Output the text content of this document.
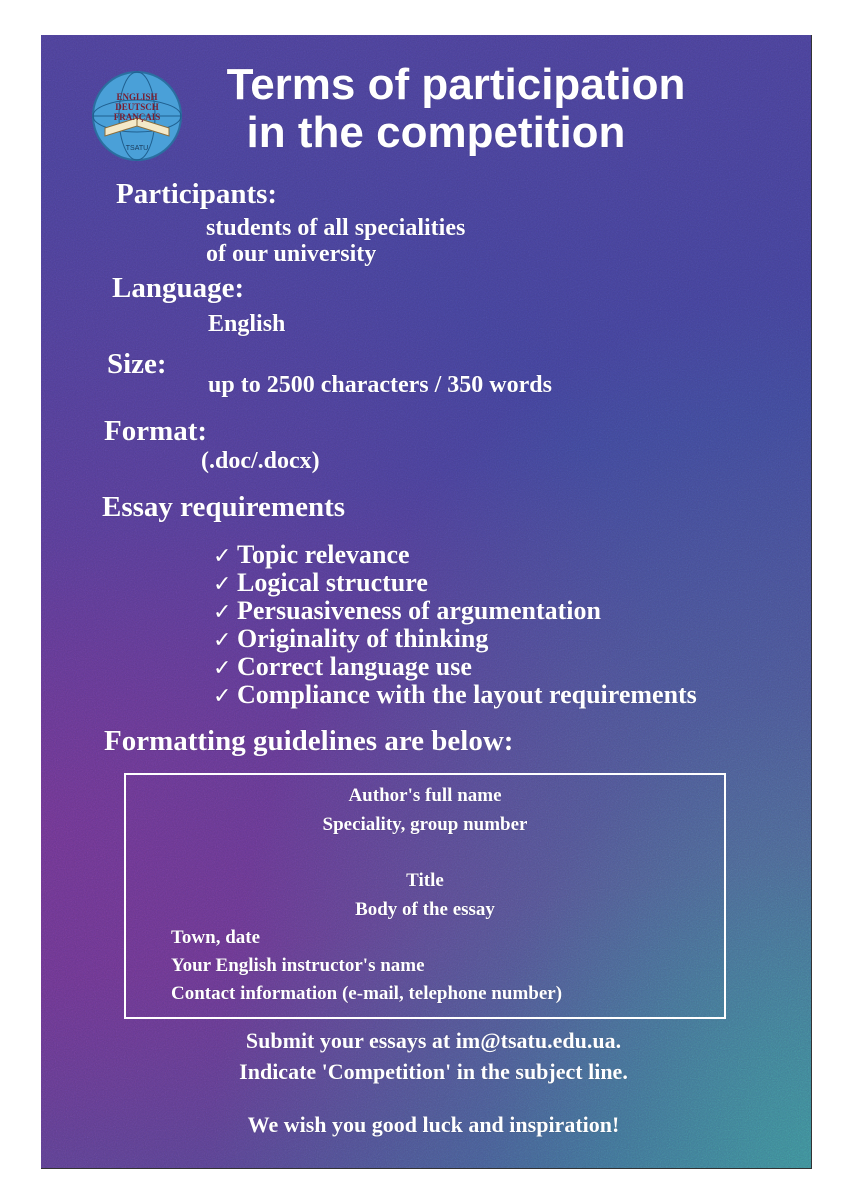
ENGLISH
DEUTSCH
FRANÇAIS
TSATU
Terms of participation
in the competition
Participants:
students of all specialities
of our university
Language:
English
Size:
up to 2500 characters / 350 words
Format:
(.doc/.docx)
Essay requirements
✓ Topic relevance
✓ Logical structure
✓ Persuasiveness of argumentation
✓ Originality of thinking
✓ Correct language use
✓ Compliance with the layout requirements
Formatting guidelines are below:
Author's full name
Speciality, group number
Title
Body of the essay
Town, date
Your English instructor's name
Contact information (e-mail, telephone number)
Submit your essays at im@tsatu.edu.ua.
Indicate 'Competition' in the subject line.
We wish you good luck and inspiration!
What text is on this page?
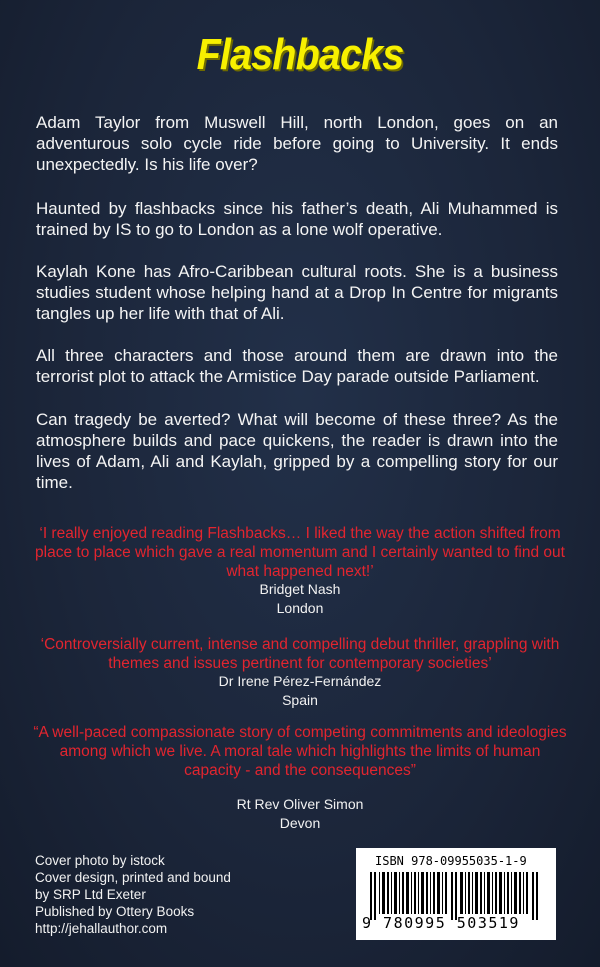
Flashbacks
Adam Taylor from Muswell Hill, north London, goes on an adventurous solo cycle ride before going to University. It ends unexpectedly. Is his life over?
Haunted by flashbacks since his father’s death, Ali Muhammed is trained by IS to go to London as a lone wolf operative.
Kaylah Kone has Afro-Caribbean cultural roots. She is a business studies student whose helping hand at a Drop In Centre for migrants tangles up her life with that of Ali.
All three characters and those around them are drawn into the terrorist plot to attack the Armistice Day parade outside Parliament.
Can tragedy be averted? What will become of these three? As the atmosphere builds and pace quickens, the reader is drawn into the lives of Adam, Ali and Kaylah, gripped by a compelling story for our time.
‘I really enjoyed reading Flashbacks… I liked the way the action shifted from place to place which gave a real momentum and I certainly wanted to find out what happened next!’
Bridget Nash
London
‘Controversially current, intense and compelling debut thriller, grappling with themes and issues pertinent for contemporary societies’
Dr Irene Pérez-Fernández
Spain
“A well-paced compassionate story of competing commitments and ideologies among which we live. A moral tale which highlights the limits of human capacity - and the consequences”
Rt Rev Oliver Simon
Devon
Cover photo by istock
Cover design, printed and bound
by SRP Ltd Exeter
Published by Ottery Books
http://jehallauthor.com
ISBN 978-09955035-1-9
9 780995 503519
════════════════════
--- STATED GOAL ---
Word for word, quote the lines above. Omit the pictures.

--- EXERCISE OUTPUT ---
Output the text content of this document.
ENGLISH
DEUTSCH
FRANÇAIS
TSATU
Terms of participation
in the competition
Participants:
students of all specialities
of our university
Language:
English
Size:
up to 2500 characters / 350 words
Format:
(.doc/.docx)
Essay requirements
✓ Topic relevance
✓ Logical structure
✓ Persuasiveness of argumentation
✓ Originality of thinking
✓ Correct language use
✓ Compliance with the layout requirements
Formatting guidelines are below:
Author's full name
Speciality, group number
Title
Body of the essay
Town, date
Your English instructor's name
Contact information (e-mail, telephone number)
Submit your essays at im@tsatu.edu.ua.
Indicate 'Competition' in the subject line.
We wish you good luck and inspiration!
What text is on this page?
Flashbacks
Adam Taylor from Muswell Hill, north London, goes on an adventurous solo cycle ride before going to University. It ends unexpectedly. Is his life over?
Haunted by flashbacks since his father’s death, Ali Muhammed is trained by IS to go to London as a lone wolf operative.
Kaylah Kone has Afro-Caribbean cultural roots. She is a business studies student whose helping hand at a Drop In Centre for migrants tangles up her life with that of Ali.
All three characters and those around them are drawn into the terrorist plot to attack the Armistice Day parade outside Parliament.
Can tragedy be averted? What will become of these three? As the atmosphere builds and pace quickens, the reader is drawn into the lives of Adam, Ali and Kaylah, gripped by a compelling story for our time.
‘I really enjoyed reading Flashbacks… I liked the way the action shifted from place to place which gave a real momentum and I certainly wanted to find out what happened next!’
Bridget Nash
London
‘Controversially current, intense and compelling debut thriller, grappling with themes and issues pertinent for contemporary societies’
Dr Irene Pérez-Fernández
Spain
“A well-paced compassionate story of competing commitments and ideologies among which we live. A moral tale which highlights the limits of human capacity - and the consequences”
Rt Rev Oliver Simon
Devon
Cover photo by istock
Cover design, printed and bound
by SRP Ltd Exeter
Published by Ottery Books
http://jehallauthor.com
ISBN 978-09955035-1-9
9 780995 503519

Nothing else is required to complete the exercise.